-- start SELECTED EXCERPT --

Towards evening, all the world were out of doors promenading the streets, squares & avenues of the park. We had viewed the lions of the place with two Americans fellow passengers & berth occupiers in the steam packet. The heat of the day prevented our enjoying it so much as we might at any other time have done, but we saw enough to convince us that Mr Trollope might not be wrong in calling it a brilliant place & our handbook a Paris in miniature.

At 9 o’clock at night we put our knapsacks on our backs to trudge to the village of Chasseur but five miles towards Waterloo. We unluckily passed it & found it so difficult to procure a lodging that in company with a wagon & its master & 3 sons we continued our route, which was wearisome because slow to L’Espinette. Not until ½ past one did we get to our bedroom & then with 4 other beds in it occupied by peasants & our companions the wagoners who undressed not. It was very much like an adventure & perhaps I might have enjoyed it but that an excruciating toothache had tormented me since 11 o’clock & kept me awake all the 3 hours of our intended nights rest.

-- end SELECTED EXCERPT --

INSTRUCTION 1:
Translate this sentence from the travel diary excerpt into Spanish: "Towards evening, all the world were out of doors promenading the streets, squares & avenues of the park."
INSTRUCTION 2:
Transcribe the passage of the travel diary excerpt that begins at the words "Towards evening, all" and stops after "Paris in miniature.".
The listing placed after this travel diary excerpt is separate material with no connection to it.

-- start STORED ROWS --

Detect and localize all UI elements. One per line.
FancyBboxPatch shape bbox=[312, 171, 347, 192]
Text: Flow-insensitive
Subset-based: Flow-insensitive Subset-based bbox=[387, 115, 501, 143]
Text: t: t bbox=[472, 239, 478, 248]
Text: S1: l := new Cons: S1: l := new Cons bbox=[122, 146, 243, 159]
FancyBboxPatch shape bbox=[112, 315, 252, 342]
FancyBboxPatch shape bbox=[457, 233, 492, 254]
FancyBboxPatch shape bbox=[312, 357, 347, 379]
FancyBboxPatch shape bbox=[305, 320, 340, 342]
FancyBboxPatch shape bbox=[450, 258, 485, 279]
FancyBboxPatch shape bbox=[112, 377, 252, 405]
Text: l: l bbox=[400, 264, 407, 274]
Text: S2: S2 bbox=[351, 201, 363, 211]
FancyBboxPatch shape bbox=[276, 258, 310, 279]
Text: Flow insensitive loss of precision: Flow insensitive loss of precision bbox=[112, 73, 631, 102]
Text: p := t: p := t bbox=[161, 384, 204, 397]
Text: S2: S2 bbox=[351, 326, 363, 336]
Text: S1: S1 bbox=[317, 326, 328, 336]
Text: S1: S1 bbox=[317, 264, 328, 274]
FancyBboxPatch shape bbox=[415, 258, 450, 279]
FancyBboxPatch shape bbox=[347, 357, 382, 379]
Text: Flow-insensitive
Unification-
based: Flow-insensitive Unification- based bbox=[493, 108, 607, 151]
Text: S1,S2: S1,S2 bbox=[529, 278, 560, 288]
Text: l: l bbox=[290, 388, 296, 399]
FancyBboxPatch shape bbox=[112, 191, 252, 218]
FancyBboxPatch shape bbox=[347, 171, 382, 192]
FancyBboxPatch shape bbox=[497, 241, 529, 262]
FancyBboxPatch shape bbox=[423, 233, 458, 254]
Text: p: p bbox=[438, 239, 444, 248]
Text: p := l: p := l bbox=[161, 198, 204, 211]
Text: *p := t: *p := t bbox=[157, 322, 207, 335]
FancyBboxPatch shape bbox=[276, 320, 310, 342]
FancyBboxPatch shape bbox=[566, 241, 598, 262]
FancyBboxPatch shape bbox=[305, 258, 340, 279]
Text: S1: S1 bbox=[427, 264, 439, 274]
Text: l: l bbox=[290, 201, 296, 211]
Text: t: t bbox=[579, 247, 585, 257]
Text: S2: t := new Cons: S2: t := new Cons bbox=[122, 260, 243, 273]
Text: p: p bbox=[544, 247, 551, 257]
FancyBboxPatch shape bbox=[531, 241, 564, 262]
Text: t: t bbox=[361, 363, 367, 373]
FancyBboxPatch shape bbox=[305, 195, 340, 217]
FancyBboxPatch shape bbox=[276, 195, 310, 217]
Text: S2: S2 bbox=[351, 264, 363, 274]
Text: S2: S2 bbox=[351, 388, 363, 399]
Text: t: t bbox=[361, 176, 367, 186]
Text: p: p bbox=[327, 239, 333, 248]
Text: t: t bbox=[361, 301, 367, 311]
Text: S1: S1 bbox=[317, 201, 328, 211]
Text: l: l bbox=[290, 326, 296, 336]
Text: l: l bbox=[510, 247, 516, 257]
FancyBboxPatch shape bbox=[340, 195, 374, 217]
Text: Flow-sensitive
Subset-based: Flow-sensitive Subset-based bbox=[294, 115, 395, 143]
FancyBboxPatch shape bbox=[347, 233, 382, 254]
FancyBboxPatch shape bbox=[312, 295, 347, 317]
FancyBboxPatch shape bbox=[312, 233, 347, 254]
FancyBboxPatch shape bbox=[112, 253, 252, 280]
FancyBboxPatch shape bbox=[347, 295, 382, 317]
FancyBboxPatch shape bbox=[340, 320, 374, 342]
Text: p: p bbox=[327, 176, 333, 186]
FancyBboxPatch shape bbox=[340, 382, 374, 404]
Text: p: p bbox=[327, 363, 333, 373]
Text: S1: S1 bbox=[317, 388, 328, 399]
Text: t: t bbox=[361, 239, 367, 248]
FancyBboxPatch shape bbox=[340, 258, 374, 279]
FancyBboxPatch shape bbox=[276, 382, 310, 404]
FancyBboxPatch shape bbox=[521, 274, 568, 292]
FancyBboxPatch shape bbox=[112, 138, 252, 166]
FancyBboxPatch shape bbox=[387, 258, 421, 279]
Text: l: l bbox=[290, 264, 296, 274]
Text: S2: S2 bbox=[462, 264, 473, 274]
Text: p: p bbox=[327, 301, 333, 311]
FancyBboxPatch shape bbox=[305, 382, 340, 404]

-- end STORED ROWS --

TASK OUTPUT 1:
Al caer la tarde, todo el mundo estaba fuera de casa paseando por las calles, plazas y avenidas del parque.

TASK OUTPUT 2:
Towards evening, all the world were out of doors promenading the streets, squares & avenues of the park. We had viewed the lions of the place with two Americans fellow passengers & berth occupiers in the steam packet. The heat of the day prevented our enjoying it so much as we might at any other time have done, but we saw enough to convince us that Mr Trollope might not be wrong in calling it a brilliant place & our handbook a Paris in miniature.